→ **WHAT IS REQUIRED**: Determine the count of lines holding the string "这个数就是". Return only the number.
--- START OF ITEMS ---
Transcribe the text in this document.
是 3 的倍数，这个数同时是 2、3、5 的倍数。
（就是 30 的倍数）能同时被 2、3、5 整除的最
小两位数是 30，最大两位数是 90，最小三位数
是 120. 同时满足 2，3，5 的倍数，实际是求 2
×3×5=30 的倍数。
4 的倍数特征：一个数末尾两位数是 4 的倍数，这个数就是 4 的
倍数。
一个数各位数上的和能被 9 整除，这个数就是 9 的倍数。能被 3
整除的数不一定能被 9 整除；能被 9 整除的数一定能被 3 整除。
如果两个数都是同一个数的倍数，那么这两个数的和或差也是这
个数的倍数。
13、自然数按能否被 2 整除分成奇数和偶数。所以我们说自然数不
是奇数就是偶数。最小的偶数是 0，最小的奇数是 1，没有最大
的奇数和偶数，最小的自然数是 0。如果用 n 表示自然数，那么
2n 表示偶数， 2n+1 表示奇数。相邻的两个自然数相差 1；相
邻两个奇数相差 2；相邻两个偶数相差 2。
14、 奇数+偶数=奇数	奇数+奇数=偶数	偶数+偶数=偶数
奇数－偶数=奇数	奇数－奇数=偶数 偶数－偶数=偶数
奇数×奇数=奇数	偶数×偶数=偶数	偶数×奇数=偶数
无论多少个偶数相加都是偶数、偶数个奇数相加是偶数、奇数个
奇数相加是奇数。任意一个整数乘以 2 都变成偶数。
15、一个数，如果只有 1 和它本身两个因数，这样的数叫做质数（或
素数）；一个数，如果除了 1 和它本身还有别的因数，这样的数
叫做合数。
--- END OF ITEMS ---
→ **FINISHED EXERCISE**: 2